### Goal
Render every entry exactly as it appears.

### Data to use
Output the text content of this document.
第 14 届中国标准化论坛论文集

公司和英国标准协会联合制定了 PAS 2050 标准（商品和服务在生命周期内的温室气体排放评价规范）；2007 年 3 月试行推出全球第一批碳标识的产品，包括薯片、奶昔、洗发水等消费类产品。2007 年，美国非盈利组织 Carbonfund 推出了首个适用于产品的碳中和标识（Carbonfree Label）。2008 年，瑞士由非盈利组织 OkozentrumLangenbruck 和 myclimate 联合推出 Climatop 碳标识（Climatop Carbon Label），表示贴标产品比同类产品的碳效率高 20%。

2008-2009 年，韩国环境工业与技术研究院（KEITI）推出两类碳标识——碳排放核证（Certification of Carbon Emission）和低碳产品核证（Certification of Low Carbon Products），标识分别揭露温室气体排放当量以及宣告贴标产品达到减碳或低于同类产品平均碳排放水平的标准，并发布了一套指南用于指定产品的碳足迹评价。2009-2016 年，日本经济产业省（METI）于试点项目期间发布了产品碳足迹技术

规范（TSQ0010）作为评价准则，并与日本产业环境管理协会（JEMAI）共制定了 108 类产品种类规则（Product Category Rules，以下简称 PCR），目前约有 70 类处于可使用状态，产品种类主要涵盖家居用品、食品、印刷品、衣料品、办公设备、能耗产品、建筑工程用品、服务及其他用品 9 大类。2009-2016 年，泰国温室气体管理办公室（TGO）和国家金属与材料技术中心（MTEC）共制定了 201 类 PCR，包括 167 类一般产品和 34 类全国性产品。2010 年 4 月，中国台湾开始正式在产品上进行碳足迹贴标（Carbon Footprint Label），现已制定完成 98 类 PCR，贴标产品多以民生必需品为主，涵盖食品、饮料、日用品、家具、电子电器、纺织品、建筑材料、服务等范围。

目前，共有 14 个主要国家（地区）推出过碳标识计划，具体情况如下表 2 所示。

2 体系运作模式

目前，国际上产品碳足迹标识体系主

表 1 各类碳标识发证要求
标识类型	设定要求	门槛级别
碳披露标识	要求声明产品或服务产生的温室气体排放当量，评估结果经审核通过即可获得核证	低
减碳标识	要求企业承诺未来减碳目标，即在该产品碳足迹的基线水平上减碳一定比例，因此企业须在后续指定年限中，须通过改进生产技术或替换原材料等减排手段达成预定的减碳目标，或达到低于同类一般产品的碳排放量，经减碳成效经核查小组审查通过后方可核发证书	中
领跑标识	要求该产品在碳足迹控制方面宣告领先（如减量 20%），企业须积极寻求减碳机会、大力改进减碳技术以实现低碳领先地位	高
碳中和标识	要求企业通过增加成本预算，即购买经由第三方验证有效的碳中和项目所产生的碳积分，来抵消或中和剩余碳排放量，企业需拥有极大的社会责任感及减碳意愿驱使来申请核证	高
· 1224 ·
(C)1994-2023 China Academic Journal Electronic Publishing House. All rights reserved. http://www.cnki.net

### Exercise solution
Output the text content of this document.
第 14 届中国标准化论坛论文集

公司和英国标准协会联合制定了 PAS 2050 标准（商品和服务在生命周期内的温室气体排放评价规范）；2007 年 3 月试行推出全球第一批碳标识的产品，包括薯片、奶昔、洗发水等消费类产品。2007 年，美国非盈利组织 Carbonfund 推出了首个适用于产品的碳中和标识（Carbonfree Label）。2008 年，瑞士由非盈利组织 OkozentrumLangenbruck 和 myclimate 联合推出 Climatop 碳标识（Climatop Carbon Label），表示贴标产品比同类产品的碳效率高 20%。

2008-2009 年，韩国环境工业与技术研究院（KEITI）推出两类碳标识——碳排放核证（Certification of Carbon Emission）和低碳产品核证（Certification of Low Carbon Products），标识分别揭露温室气体排放当量以及宣告贴标产品达到减碳或低于同类产品平均碳排放水平的标准，并发布了一套指南用于指定产品的碳足迹评价。2009-2016 年，日本经济产业省（METI）于试点项目期间发布了产品碳足迹技术

规范（TSQ0010）作为评价准则，并与日本产业环境管理协会（JEMAI）共制定了 108 类产品种类规则（Product Category Rules，以下简称 PCR），目前约有 70 类处于可使用状态，产品种类主要涵盖家居用品、食品、印刷品、衣料品、办公设备、能耗产品、建筑工程用品、服务及其他用品 9 大类。2009-2016 年，泰国温室气体管理办公室（TGO）和国家金属与材料技术中心（MTEC）共制定了 201 类 PCR，包括 167 类一般产品和 34 类全国性产品。2010 年 4 月，中国台湾开始正式在产品上进行碳足迹贴标（Carbon Footprint Label），现已制定完成 98 类 PCR，贴标产品多以民生必需品为主，涵盖食品、饮料、日用品、家具、电子电器、纺织品、建筑材料、服务等范围。

目前，共有 14 个主要国家（地区）推出过碳标识计划，具体情况如下表 2 所示。

2 体系运作模式

目前，国际上产品碳足迹标识体系主

表 1 各类碳标识发证要求
标识类型	设定要求	门槛级别
碳披露标识	要求声明产品或服务产生的温室气体排放当量，评估结果经审核通过即可获得核证	低
减碳标识	要求企业承诺未来减碳目标，即在该产品碳足迹的基线水平上减碳一定比例，因此企业须在后续指定年限中，须通过改进生产技术或替换原材料等减排手段达成预定的减碳目标，或达到低于同类一般产品的碳排放量，经减碳成效经核查小组审查通过后方可核发证书	中
领跑标识	要求该产品在碳足迹控制方面宣告领先（如减量 20%），企业须积极寻求减碳机会、大力改进减碳技术以实现低碳领先地位	高
碳中和标识	要求企业通过增加成本预算，即购买经由第三方验证有效的碳中和项目所产生的碳积分，来抵消或中和剩余碳排放量，企业需拥有极大的社会责任感及减碳意愿驱使来申请核证	高
· 1224 ·
(C)1994-2023 China Academic Journal Electronic Publishing House. All rights reserved. http://www.cnki.net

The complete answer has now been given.